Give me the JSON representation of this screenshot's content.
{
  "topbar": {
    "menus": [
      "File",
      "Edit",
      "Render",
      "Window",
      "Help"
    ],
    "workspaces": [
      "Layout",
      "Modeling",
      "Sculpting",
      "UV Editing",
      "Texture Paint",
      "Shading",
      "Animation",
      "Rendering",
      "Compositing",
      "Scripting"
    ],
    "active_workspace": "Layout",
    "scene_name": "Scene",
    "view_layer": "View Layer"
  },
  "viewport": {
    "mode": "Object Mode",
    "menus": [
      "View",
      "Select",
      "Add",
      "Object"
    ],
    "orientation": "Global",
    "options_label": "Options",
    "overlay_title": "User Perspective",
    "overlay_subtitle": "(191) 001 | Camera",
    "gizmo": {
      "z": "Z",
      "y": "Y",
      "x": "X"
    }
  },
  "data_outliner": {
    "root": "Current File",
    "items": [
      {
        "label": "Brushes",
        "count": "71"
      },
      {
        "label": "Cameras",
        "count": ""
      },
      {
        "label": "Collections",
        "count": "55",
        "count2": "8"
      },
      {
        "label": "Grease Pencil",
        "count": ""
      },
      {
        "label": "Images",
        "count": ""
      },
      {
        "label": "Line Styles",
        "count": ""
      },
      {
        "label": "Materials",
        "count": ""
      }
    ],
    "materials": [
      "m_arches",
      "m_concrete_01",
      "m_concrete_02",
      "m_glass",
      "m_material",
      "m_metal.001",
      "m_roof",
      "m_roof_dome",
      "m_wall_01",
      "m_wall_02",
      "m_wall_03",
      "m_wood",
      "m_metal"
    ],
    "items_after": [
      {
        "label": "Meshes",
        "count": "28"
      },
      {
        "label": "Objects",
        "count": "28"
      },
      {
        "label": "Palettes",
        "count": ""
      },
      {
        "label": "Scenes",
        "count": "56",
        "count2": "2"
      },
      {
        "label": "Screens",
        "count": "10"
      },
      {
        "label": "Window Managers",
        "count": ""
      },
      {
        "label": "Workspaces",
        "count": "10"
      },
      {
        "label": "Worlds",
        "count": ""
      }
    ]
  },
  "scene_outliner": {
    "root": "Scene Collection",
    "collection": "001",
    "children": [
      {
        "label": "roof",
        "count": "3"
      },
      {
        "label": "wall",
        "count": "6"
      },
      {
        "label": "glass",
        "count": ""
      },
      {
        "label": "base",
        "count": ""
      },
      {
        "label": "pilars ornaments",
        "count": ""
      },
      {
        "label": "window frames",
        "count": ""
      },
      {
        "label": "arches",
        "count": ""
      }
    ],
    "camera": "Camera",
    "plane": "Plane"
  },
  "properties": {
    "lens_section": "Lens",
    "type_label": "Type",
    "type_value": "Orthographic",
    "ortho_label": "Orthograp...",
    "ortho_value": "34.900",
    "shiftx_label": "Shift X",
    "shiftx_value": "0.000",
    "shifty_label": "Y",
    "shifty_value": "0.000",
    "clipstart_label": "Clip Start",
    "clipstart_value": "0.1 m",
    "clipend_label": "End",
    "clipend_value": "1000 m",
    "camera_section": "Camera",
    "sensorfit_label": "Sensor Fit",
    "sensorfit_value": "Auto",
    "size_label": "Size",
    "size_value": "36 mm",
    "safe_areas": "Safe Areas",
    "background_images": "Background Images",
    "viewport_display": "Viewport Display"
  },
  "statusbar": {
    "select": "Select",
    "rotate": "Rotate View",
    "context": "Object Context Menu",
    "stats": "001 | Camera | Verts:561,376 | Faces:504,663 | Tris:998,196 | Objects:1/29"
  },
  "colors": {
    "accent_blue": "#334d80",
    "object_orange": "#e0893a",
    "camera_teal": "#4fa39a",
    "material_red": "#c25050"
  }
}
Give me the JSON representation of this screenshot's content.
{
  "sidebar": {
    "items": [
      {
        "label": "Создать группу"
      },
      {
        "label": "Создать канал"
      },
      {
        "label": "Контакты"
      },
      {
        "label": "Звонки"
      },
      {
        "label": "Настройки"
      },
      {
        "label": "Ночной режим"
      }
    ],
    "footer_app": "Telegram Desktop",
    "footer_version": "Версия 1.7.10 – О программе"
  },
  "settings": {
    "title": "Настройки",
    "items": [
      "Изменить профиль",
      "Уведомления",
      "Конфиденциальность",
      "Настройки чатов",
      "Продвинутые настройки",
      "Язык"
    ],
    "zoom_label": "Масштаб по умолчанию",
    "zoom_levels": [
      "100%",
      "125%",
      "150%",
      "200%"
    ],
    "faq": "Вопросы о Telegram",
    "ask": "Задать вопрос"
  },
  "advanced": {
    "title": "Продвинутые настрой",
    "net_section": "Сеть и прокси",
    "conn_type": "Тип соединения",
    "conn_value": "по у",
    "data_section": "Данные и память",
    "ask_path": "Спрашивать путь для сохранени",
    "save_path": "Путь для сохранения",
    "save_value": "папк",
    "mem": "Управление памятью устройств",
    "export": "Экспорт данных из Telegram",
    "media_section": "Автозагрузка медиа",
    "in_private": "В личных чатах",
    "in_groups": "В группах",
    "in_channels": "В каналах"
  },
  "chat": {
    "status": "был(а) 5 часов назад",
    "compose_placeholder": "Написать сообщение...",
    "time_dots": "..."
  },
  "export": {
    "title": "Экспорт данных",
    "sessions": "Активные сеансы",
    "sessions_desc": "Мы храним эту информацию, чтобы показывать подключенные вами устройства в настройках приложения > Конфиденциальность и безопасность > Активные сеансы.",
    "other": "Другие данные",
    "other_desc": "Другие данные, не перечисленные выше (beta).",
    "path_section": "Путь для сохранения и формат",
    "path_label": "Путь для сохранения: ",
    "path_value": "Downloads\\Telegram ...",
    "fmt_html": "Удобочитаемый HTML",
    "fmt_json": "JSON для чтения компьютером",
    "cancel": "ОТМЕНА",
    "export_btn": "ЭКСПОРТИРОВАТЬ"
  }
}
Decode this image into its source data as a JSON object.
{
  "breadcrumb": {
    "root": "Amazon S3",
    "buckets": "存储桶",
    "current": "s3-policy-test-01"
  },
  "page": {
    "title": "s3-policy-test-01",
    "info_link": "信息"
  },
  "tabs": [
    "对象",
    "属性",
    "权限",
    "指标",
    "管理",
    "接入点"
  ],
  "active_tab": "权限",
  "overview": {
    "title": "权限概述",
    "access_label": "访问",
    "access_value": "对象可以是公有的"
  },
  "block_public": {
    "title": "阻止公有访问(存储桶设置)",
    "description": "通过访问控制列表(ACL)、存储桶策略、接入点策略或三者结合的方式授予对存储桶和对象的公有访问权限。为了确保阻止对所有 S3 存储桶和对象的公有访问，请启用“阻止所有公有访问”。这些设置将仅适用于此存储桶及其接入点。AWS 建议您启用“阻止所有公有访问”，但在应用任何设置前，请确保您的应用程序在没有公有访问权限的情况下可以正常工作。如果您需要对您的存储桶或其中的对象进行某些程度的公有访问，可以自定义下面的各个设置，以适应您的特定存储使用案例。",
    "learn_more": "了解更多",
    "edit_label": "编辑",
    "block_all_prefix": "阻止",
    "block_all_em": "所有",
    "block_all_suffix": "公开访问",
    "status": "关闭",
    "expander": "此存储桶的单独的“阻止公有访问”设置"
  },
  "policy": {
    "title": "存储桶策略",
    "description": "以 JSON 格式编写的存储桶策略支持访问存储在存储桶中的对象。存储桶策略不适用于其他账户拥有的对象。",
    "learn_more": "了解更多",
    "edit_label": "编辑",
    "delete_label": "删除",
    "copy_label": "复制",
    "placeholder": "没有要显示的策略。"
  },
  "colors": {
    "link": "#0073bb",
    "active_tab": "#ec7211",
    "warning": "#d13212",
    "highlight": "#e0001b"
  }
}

» **Task**:
Looking at the records above, tally the lines holding "Objects" and reply with that number only.

» **Result for this exercise**:
2